Copy, in full, each line of the material that holds the word "Automatic".
::: Material shown
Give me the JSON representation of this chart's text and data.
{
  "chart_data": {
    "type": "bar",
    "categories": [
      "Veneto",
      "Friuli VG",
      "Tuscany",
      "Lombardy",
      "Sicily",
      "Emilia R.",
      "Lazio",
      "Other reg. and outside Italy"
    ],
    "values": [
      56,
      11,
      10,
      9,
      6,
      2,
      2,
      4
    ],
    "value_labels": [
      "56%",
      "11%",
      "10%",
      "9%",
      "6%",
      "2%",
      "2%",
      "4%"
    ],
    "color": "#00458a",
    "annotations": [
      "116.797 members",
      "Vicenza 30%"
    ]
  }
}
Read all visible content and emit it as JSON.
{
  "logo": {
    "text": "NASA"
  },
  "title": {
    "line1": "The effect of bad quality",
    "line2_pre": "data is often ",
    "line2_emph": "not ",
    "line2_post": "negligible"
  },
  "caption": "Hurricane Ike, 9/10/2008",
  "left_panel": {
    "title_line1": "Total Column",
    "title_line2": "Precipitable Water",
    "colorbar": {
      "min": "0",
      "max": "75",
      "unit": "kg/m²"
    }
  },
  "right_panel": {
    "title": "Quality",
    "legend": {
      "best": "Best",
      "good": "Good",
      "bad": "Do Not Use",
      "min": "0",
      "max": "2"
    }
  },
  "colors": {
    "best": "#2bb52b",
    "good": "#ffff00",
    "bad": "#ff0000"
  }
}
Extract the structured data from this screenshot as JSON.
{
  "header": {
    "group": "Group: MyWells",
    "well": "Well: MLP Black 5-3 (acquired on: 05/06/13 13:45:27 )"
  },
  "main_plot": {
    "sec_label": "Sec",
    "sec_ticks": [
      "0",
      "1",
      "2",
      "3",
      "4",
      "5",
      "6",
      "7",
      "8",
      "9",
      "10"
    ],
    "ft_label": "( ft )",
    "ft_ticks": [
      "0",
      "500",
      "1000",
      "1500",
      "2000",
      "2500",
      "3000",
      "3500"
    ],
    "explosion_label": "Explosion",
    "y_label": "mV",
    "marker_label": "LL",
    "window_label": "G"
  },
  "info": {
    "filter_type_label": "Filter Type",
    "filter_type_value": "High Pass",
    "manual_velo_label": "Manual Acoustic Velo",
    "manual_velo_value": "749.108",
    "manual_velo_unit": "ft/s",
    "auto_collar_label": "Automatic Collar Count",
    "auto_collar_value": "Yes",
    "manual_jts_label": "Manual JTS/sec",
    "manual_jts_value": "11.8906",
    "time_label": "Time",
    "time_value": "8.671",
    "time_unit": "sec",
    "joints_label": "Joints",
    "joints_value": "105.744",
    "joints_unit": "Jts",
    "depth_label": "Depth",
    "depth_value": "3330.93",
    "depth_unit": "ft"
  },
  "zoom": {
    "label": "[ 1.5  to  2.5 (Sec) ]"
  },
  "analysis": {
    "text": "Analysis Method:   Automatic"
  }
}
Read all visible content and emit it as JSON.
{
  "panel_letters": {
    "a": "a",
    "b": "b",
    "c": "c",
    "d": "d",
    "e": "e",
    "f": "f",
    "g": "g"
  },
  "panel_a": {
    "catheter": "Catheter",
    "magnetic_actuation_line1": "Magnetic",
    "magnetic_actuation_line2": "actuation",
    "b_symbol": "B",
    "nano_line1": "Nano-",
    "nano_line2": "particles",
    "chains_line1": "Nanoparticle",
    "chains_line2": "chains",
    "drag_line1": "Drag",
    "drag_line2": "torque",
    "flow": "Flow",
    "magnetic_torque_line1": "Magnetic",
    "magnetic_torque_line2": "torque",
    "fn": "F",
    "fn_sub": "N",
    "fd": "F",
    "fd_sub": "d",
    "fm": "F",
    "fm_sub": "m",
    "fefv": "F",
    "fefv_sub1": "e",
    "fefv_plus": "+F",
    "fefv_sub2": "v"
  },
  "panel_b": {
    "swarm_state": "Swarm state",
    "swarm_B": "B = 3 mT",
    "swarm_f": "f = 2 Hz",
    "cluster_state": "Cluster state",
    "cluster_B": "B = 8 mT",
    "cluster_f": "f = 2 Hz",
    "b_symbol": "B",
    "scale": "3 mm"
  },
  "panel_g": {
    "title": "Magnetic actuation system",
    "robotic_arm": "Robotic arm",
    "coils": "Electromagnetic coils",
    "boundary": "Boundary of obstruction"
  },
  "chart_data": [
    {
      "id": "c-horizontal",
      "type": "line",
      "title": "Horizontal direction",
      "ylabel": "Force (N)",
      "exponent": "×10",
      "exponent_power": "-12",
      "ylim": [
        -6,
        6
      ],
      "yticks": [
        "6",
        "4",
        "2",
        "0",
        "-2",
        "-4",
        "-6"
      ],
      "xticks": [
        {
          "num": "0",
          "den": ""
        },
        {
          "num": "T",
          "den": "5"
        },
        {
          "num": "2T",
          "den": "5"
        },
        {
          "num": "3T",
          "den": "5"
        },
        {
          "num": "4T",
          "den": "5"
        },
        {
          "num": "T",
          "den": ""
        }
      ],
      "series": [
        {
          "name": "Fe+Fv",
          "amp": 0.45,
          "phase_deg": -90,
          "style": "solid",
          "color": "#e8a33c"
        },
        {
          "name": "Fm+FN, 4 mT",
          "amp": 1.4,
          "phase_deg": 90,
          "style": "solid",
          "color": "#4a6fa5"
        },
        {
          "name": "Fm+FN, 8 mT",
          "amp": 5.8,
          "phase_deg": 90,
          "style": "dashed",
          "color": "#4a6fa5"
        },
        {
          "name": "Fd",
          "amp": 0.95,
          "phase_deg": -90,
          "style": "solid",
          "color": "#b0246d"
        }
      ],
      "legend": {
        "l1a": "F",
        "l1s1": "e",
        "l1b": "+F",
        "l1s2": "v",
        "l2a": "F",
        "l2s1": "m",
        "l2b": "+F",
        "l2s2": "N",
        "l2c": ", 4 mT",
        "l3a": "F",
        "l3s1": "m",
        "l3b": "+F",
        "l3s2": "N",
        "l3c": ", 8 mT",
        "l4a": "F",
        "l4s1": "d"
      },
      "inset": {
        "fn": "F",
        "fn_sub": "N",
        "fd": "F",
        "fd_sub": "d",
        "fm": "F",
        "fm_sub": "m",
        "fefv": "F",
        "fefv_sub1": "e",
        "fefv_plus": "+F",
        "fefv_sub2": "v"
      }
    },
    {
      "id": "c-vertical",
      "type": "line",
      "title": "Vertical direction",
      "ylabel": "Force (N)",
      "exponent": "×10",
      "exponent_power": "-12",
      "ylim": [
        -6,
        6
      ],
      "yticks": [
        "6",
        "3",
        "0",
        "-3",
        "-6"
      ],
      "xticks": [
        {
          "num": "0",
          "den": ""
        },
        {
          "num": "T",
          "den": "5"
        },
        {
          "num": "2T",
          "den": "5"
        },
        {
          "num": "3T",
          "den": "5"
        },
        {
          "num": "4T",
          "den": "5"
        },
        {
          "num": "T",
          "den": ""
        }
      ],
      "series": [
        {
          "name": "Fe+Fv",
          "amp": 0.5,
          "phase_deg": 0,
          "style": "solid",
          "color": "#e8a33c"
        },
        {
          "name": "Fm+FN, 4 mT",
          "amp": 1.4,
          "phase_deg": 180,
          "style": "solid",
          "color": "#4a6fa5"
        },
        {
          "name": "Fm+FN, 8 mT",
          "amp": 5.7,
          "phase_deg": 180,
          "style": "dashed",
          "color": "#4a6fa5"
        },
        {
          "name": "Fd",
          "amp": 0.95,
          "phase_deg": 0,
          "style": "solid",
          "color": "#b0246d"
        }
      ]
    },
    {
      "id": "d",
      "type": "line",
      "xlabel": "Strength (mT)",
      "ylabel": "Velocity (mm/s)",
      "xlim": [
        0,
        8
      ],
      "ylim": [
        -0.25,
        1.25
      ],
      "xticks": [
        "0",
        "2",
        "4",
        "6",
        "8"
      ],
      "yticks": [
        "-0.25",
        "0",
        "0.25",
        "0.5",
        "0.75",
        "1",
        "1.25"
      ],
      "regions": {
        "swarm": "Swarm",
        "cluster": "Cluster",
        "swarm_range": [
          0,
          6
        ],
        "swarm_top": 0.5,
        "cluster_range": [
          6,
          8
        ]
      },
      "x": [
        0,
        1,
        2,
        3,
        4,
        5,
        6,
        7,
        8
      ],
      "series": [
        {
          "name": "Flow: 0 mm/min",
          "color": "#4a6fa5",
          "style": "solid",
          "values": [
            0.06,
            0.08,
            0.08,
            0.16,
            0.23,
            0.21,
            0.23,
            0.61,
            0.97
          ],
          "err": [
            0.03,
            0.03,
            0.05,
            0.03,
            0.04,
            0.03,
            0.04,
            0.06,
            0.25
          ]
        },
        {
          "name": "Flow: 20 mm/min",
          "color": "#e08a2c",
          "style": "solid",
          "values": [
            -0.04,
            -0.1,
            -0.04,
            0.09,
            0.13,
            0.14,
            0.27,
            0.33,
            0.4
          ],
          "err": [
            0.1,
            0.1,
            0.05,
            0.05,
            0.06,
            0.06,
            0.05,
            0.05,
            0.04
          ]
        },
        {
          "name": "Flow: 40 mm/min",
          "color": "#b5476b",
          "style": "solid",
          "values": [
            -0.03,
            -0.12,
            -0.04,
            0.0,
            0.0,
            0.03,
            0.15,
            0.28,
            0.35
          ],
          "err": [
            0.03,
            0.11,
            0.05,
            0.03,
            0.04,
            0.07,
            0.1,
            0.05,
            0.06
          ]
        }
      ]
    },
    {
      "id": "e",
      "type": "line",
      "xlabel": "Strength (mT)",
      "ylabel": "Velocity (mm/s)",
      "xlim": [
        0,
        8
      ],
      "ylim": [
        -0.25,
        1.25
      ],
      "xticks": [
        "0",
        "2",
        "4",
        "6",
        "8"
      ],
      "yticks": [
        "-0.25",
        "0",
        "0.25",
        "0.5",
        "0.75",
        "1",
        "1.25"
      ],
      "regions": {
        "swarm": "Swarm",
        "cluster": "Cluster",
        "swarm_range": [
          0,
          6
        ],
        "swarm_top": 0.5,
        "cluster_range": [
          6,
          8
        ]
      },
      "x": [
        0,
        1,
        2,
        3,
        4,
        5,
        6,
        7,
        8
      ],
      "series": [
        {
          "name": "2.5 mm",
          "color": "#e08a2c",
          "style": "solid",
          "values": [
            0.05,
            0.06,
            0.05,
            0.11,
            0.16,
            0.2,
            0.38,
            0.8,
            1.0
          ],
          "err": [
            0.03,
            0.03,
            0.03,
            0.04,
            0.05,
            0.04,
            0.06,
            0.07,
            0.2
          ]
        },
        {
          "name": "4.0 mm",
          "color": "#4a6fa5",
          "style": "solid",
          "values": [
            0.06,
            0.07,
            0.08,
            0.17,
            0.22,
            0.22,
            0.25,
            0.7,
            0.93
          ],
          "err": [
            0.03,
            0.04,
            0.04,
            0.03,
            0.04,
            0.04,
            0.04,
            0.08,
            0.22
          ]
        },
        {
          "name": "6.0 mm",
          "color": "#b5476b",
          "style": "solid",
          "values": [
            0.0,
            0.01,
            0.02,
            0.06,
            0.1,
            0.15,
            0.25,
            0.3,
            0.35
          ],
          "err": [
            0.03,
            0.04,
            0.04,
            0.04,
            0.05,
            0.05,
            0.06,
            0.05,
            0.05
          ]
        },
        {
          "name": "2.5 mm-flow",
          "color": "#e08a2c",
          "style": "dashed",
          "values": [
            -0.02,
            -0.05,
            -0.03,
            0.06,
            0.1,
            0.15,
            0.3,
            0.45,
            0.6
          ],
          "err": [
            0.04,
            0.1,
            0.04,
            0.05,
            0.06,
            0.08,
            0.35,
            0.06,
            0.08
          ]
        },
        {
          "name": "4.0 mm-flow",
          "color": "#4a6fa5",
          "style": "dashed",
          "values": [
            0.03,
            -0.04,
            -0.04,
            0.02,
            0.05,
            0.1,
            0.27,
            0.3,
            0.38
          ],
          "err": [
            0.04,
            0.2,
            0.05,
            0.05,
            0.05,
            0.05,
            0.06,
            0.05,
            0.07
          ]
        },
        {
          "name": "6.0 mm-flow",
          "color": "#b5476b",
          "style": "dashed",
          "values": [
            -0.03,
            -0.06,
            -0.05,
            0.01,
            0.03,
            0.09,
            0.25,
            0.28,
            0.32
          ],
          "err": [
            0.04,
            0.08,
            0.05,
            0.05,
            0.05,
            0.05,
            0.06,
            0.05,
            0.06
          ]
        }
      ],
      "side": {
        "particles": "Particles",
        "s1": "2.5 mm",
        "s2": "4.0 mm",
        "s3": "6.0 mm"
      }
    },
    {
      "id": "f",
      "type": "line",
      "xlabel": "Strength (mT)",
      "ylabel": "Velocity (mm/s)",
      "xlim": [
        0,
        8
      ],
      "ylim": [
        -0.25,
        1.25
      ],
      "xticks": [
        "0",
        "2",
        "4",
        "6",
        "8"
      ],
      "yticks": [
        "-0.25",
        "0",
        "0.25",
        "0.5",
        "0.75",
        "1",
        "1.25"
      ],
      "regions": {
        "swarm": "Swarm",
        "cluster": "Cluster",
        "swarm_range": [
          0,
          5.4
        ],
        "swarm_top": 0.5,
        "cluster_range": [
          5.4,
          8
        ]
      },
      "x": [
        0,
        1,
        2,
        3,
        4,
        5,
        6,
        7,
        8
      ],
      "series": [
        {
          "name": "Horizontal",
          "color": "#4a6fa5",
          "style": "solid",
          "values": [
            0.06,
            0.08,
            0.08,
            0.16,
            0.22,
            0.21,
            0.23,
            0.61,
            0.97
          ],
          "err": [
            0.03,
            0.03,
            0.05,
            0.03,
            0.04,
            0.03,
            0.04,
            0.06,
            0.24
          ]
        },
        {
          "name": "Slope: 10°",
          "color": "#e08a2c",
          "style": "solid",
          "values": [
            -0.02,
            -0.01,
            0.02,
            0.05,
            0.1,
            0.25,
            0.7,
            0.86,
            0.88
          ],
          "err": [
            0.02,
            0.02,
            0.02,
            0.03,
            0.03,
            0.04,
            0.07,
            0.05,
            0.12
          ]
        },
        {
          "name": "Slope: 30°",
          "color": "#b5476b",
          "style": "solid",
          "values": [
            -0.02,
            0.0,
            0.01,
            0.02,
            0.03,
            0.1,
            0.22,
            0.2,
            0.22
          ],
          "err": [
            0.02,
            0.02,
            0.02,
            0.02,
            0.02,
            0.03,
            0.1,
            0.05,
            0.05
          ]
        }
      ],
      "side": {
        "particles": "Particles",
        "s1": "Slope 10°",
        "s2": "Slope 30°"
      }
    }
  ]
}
::::::
> In response
    "auto_collar_label": "Automatic Collar Count",
    "text": "Analysis Method:   Automatic"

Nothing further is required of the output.